- [INFORMATION SUPPLIED]
--------

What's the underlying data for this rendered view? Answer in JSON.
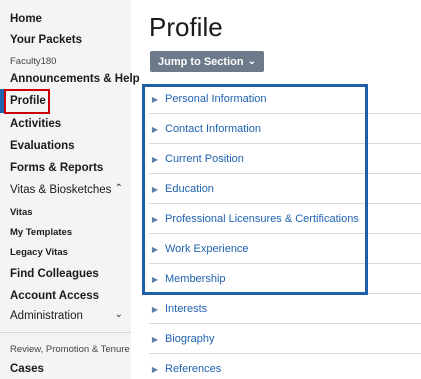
{
  "sidebar": {
    "home": "Home",
    "your_packets": "Your Packets",
    "group_label": "Faculty180",
    "announcements": "Announcements & Help",
    "profile": "Profile",
    "activities": "Activities",
    "evaluations": "Evaluations",
    "forms_reports": "Forms & Reports",
    "vitas_biosketches": "Vitas & Biosketches",
    "vitas": "Vitas",
    "my_templates": "My Templates",
    "legacy_vitas": "Legacy Vitas",
    "find_colleagues": "Find Colleagues",
    "account_access": "Account Access",
    "administration": "Administration",
    "rpt_label": "Review, Promotion & Tenure",
    "cases": "Cases"
  },
  "main": {
    "title": "Profile",
    "jump_button": "Jump to Section",
    "sections": [
      "Personal Information",
      "Contact Information",
      "Current Position",
      "Education",
      "Professional Licensures & Certifications",
      "Work Experience",
      "Membership",
      "Interests",
      "Biography",
      "References"
    ]
  },
  "colors": {
    "accent": "#1f62b0",
    "highlight_box": "#1f5fa8",
    "active_outline": "#cc0000",
    "button_bg": "#6c7a89"
  }
}
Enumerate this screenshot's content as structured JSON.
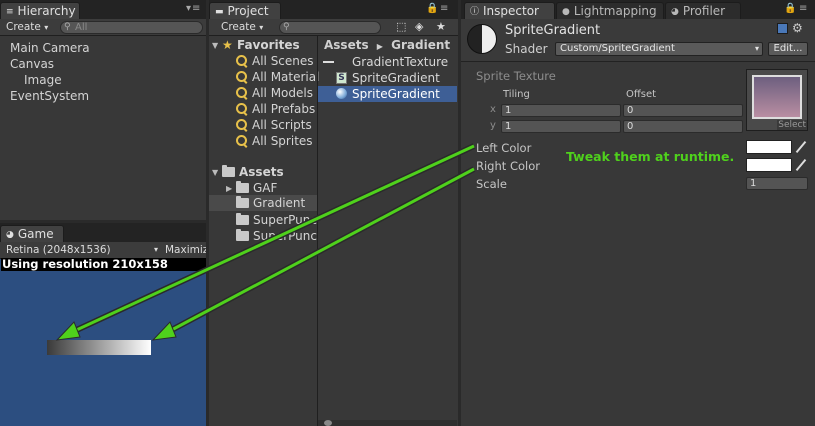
{
  "hierarchy": {
    "tab": "Hierarchy",
    "create_label": "Create",
    "search_placeholder": "All",
    "items": [
      "Main Camera",
      "Canvas",
      "Image",
      "EventSystem"
    ]
  },
  "game": {
    "tab": "Game",
    "resolution_select": "Retina (2048x1536)",
    "maximize_label": "Maximiz",
    "resolution_text": "Using resolution 210x158",
    "gradient_colors": [
      "#3a3a3a",
      "#ffffff"
    ]
  },
  "project": {
    "tab": "Project",
    "create_label": "Create",
    "favorites_header": "Favorites",
    "favorites": [
      "All Scenes",
      "All Material",
      "All Models",
      "All Prefabs",
      "All Scripts",
      "All Sprites"
    ],
    "assets_header": "Assets",
    "folders": [
      "GAF",
      "Gradient",
      "SuperPunc",
      "SuperPunc"
    ],
    "breadcrumb": [
      "Assets",
      "Gradient"
    ],
    "assets": [
      "GradientTexture",
      "SpriteGradient",
      "SpriteGradient"
    ]
  },
  "inspector": {
    "tabs": [
      "Inspector",
      "Lightmapping",
      "Profiler"
    ],
    "material_name": "SpriteGradient",
    "shader_label": "Shader",
    "shader_value": "Custom/SpriteGradient",
    "edit_button": "Edit...",
    "sprite_texture_label": "Sprite Texture",
    "tiling_label": "Tiling",
    "offset_label": "Offset",
    "x_label": "x",
    "y_label": "y",
    "tiling_x": "1",
    "tiling_y": "1",
    "offset_x": "0",
    "offset_y": "0",
    "select_label": "Select",
    "left_color_label": "Left Color",
    "right_color_label": "Right Color",
    "scale_label": "Scale",
    "scale_value": "1",
    "left_color": "#ffffff",
    "right_color": "#ffffff"
  },
  "annotation": {
    "text": "Tweak them at runtime.",
    "color": "#4fd11c"
  },
  "theme": {
    "selection": "#3e5f96",
    "game_bg": "#2c4e80"
  }
}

--------

- [AIM OF THE EXERCISE]
The lines to write out run from the one containing "Enumerate this screenshot's" through the final line of the material above, both included; write them out exactly, with no pictures.

- [TASK RESPONSE]
Enumerate this screenshot's content as structured JSON.
{
  "hierarchy": {
    "tab": "Hierarchy",
    "create_label": "Create",
    "search_placeholder": "All",
    "items": [
      "Main Camera",
      "Canvas",
      "Image",
      "EventSystem"
    ]
  },
  "game": {
    "tab": "Game",
    "resolution_select": "Retina (2048x1536)",
    "maximize_label": "Maximiz",
    "resolution_text": "Using resolution 210x158",
    "gradient_colors": [
      "#3a3a3a",
      "#ffffff"
    ]
  },
  "project": {
    "tab": "Project",
    "create_label": "Create",
    "favorites_header": "Favorites",
    "favorites": [
      "All Scenes",
      "All Material",
      "All Models",
      "All Prefabs",
      "All Scripts",
      "All Sprites"
    ],
    "assets_header": "Assets",
    "folders": [
      "GAF",
      "Gradient",
      "SuperPunc",
      "SuperPunc"
    ],
    "breadcrumb": [
      "Assets",
      "Gradient"
    ],
    "assets": [
      "GradientTexture",
      "SpriteGradient",
      "SpriteGradient"
    ]
  },
  "inspector": {
    "tabs": [
      "Inspector",
      "Lightmapping",
      "Profiler"
    ],
    "material_name": "SpriteGradient",
    "shader_label": "Shader",
    "shader_value": "Custom/SpriteGradient",
    "edit_button": "Edit...",
    "sprite_texture_label": "Sprite Texture",
    "tiling_label": "Tiling",
    "offset_label": "Offset",
    "x_label": "x",
    "y_label": "y",
    "tiling_x": "1",
    "tiling_y": "1",
    "offset_x": "0",
    "offset_y": "0",
    "select_label": "Select",
    "left_color_label": "Left Color",
    "right_color_label": "Right Color",
    "scale_label": "Scale",
    "scale_value": "1",
    "left_color": "#ffffff",
    "right_color": "#ffffff"
  },
  "annotation": {
    "text": "Tweak them at runtime.",
    "color": "#4fd11c"
  },
  "theme": {
    "selection": "#3e5f96",
    "game_bg": "#2c4e80"
  }
}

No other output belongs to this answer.